▶ [INFORMATION SUPPLIED]:
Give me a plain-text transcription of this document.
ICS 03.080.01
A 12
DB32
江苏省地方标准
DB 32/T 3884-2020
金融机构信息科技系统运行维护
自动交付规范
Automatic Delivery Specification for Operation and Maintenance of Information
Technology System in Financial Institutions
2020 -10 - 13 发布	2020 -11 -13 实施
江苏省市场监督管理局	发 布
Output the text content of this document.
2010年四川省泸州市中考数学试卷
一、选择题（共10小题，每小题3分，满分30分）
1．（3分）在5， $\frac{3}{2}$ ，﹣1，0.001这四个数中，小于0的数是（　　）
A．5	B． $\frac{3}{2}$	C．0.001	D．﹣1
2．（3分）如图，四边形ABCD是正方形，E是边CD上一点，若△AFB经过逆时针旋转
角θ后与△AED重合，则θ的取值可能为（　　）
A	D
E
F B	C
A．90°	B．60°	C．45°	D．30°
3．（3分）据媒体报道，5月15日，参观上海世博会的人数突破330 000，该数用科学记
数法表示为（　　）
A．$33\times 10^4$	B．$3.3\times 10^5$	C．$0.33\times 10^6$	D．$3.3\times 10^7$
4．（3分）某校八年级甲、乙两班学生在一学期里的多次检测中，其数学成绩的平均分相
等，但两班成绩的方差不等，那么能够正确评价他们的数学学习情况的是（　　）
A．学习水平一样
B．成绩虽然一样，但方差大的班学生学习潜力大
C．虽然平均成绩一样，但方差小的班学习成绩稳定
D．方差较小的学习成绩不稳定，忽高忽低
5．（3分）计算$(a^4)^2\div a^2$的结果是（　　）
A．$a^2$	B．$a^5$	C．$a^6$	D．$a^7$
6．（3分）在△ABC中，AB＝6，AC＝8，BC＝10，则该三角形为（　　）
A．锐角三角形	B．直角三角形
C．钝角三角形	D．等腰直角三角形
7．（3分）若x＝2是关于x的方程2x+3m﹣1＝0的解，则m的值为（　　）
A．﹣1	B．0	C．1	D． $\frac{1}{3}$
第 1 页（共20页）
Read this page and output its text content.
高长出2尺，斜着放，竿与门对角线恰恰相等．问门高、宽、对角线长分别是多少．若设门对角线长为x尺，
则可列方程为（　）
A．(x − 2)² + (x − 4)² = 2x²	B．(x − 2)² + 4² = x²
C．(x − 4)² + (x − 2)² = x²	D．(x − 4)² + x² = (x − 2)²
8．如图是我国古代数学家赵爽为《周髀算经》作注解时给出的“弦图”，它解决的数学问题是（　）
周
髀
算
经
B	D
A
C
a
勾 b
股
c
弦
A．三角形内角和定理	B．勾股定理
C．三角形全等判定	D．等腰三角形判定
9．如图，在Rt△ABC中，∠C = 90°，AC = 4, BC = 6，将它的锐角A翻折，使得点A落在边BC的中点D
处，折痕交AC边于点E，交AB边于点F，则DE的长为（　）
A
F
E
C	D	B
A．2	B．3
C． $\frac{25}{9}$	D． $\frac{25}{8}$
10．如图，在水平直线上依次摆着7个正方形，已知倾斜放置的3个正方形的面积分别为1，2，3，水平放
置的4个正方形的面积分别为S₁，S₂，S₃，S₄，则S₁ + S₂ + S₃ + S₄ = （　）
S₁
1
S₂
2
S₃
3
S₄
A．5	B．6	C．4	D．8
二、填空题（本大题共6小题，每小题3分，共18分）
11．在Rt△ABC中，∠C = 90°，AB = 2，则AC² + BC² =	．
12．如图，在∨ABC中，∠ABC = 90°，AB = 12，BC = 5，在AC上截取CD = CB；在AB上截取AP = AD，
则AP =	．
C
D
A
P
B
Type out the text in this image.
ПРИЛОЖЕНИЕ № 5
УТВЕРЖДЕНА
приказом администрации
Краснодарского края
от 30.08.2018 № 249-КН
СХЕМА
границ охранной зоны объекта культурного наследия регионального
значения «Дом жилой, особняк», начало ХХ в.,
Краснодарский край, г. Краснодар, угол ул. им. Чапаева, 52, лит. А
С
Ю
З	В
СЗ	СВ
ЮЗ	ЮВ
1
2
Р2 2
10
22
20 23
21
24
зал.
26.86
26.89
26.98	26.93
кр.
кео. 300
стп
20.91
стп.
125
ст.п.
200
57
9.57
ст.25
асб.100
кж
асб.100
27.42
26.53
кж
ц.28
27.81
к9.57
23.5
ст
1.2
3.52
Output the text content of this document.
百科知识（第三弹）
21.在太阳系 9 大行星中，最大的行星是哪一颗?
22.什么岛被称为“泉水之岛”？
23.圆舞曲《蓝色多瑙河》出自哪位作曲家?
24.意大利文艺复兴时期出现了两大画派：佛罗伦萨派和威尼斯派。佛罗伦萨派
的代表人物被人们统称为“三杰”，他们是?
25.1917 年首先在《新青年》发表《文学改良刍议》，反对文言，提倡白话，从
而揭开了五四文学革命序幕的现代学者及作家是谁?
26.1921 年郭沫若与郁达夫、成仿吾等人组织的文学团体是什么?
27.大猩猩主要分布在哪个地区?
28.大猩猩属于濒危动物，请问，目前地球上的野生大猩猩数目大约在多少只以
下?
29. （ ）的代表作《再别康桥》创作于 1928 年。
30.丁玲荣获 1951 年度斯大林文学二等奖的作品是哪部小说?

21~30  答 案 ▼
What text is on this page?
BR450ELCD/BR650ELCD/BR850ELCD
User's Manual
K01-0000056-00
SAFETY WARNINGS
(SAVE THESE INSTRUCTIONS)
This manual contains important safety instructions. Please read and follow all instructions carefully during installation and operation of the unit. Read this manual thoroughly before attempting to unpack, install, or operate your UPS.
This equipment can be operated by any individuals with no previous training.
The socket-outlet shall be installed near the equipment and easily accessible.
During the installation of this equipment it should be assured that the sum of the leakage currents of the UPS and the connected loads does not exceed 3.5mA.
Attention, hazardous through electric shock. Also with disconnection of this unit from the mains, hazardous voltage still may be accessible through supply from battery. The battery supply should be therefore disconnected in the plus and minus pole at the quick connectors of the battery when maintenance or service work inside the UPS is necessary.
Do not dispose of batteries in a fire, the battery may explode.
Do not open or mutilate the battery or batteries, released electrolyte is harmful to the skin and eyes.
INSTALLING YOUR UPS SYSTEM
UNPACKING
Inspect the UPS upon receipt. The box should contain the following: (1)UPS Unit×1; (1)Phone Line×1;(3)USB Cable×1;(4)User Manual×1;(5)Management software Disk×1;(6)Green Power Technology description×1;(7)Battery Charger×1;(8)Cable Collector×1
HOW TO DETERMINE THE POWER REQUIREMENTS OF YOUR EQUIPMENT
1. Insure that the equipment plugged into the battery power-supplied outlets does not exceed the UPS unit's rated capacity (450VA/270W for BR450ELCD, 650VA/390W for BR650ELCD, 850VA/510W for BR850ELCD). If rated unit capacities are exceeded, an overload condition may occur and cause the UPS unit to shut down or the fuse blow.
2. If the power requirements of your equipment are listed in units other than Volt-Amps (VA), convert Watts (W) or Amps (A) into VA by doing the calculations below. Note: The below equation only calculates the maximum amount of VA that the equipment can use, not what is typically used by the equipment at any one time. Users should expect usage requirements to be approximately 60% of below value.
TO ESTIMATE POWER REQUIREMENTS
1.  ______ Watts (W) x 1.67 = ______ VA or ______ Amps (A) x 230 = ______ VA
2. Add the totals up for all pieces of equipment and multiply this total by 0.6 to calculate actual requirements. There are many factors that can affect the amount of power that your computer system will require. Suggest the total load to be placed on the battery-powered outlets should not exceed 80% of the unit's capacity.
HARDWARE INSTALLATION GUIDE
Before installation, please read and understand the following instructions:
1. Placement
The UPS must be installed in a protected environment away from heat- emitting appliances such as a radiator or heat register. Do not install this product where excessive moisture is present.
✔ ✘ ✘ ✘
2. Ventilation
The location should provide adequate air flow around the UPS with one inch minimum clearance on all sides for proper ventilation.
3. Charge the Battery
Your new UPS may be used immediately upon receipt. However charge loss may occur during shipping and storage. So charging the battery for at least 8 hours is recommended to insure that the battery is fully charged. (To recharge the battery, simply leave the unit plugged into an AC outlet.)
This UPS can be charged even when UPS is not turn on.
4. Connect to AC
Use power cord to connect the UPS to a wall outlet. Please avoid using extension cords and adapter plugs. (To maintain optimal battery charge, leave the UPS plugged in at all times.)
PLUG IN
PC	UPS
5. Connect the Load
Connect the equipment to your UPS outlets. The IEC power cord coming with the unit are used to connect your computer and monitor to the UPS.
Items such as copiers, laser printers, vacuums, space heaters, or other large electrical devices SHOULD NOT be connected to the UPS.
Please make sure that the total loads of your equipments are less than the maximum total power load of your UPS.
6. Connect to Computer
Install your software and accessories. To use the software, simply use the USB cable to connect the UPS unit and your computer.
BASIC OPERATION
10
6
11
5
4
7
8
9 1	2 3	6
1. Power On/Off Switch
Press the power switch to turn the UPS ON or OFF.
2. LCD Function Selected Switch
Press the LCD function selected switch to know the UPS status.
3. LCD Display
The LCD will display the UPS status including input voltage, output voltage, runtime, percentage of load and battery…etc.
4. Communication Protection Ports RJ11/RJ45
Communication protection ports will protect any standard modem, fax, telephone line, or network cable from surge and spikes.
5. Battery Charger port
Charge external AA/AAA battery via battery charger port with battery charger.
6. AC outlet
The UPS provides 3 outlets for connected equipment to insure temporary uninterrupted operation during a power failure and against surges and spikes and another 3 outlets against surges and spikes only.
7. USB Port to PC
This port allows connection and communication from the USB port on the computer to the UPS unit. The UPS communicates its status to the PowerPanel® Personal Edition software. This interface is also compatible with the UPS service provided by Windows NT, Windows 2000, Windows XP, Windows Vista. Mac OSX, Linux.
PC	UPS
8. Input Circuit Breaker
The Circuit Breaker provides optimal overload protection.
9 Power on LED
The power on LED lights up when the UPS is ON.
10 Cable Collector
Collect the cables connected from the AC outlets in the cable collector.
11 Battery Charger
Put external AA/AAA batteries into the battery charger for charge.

▶ [INSTRUCTIONS FOR THE TASK]: Locate the string "loads" in the listing above and copy every line where it occurs.

▶ [PROBLEM SOLUTION]:
During the installation of this equipment it should be assured that the sum of the leakage currents of the UPS and the connected loads does not exceed 3.5mA.
Please make sure that the total loads of your equipments are less than the maximum total power load of your UPS.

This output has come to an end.